WRITTEN INSTRUCTION -> In the data below, locate each line with the word "Brightness" and list it.

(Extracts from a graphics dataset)
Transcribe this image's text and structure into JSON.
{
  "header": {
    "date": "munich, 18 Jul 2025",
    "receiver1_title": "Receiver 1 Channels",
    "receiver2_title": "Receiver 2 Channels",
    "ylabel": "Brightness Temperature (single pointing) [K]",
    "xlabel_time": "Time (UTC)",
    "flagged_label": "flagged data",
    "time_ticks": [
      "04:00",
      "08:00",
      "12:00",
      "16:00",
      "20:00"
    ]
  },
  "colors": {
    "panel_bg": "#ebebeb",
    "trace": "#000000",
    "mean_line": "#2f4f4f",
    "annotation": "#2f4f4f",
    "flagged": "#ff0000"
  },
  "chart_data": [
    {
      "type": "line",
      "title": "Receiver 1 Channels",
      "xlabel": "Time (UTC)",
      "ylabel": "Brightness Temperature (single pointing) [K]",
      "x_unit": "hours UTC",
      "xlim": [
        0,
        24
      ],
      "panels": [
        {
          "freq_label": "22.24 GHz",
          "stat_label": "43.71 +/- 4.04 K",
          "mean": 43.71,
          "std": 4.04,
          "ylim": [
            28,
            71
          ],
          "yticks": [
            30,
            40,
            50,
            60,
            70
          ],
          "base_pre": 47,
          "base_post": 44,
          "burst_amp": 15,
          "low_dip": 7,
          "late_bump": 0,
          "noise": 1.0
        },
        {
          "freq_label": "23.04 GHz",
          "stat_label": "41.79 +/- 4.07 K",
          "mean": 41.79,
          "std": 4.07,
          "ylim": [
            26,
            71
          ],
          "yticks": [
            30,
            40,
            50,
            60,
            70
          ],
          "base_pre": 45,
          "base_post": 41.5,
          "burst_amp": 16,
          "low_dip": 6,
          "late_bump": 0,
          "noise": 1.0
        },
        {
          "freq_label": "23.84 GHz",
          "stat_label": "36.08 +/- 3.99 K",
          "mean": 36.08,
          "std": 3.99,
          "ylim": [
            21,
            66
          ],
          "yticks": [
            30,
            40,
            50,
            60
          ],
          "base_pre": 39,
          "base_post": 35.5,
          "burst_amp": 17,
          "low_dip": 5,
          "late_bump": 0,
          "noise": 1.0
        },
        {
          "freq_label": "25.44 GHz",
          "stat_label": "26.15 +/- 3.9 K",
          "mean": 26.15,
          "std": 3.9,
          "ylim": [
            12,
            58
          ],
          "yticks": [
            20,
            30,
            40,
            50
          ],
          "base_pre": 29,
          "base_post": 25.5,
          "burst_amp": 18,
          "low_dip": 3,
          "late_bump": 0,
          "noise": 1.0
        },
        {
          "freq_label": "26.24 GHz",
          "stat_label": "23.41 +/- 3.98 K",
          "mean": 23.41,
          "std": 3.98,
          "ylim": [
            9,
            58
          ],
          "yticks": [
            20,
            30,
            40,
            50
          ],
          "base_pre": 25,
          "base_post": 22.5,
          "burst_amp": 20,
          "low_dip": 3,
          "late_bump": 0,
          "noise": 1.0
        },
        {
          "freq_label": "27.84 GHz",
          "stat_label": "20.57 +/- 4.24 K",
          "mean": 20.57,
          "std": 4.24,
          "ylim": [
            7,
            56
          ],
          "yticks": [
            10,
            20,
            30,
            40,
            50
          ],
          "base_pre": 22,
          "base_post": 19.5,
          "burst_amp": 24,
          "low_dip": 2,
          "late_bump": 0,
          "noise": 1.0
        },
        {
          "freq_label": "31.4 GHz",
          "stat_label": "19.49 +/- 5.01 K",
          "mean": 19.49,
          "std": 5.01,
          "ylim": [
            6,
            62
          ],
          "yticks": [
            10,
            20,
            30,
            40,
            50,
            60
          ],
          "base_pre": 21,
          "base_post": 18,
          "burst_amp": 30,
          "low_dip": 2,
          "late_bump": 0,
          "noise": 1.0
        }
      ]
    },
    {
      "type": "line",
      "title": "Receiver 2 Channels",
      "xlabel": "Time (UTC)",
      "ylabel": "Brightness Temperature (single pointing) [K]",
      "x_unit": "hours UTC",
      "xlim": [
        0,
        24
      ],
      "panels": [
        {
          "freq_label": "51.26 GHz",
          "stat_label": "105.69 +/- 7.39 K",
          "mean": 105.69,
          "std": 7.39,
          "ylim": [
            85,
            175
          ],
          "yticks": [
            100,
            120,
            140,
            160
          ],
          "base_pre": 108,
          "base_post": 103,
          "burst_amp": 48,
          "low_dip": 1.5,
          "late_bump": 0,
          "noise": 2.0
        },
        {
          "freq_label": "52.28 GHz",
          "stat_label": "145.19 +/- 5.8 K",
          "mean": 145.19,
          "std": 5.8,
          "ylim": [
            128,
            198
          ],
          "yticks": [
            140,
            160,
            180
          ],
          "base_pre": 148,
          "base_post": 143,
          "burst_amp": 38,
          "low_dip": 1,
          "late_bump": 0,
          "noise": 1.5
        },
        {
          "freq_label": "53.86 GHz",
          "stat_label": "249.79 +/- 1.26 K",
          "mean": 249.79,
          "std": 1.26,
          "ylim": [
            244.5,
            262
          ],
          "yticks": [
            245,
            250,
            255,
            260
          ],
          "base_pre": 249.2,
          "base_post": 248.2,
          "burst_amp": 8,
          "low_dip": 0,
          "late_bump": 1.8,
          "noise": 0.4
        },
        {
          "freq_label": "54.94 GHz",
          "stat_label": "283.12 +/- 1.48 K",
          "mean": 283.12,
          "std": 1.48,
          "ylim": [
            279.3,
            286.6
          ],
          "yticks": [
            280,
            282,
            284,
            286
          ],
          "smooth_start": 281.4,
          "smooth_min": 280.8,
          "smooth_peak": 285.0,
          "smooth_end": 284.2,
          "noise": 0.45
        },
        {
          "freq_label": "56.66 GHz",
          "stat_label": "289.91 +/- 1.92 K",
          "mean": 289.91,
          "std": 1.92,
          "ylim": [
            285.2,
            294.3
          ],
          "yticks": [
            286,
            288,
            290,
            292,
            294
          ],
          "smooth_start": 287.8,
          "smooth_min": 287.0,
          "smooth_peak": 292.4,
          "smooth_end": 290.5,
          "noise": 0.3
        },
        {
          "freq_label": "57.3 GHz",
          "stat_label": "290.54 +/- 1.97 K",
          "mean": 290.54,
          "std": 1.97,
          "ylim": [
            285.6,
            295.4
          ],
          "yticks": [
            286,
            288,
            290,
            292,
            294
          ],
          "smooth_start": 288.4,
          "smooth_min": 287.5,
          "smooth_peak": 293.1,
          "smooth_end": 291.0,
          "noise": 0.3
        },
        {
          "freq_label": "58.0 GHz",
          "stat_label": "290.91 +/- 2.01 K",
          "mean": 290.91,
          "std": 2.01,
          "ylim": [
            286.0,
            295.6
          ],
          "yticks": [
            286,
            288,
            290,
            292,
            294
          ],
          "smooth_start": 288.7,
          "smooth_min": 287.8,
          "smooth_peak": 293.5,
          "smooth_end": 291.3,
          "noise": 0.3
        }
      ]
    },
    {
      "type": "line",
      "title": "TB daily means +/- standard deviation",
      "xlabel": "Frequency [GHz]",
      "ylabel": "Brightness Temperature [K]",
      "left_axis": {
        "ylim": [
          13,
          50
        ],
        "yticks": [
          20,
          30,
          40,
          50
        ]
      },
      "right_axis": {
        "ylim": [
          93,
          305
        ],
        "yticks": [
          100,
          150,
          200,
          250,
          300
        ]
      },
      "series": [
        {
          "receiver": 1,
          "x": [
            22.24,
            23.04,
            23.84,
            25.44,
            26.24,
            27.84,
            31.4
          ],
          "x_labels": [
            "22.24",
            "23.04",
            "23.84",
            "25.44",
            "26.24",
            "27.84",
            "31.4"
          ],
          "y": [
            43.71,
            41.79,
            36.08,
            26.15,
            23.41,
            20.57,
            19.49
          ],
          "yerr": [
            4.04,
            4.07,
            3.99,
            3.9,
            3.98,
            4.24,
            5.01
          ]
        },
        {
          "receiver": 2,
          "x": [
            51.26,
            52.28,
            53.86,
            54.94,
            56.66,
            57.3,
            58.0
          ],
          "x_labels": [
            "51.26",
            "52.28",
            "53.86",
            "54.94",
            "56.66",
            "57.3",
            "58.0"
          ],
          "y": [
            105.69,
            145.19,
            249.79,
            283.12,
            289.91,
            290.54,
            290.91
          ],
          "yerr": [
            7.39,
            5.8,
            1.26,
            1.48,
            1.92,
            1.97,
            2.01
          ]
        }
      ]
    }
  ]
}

EXERCISE ANSWER ->
    "ylabel": "Brightness Temperature (single pointing) [K]",
      "ylabel": "Brightness Temperature (single pointing) [K]",
      "ylabel": "Brightness Temperature (single pointing) [K]",
      "ylabel": "Brightness Temperature [K]",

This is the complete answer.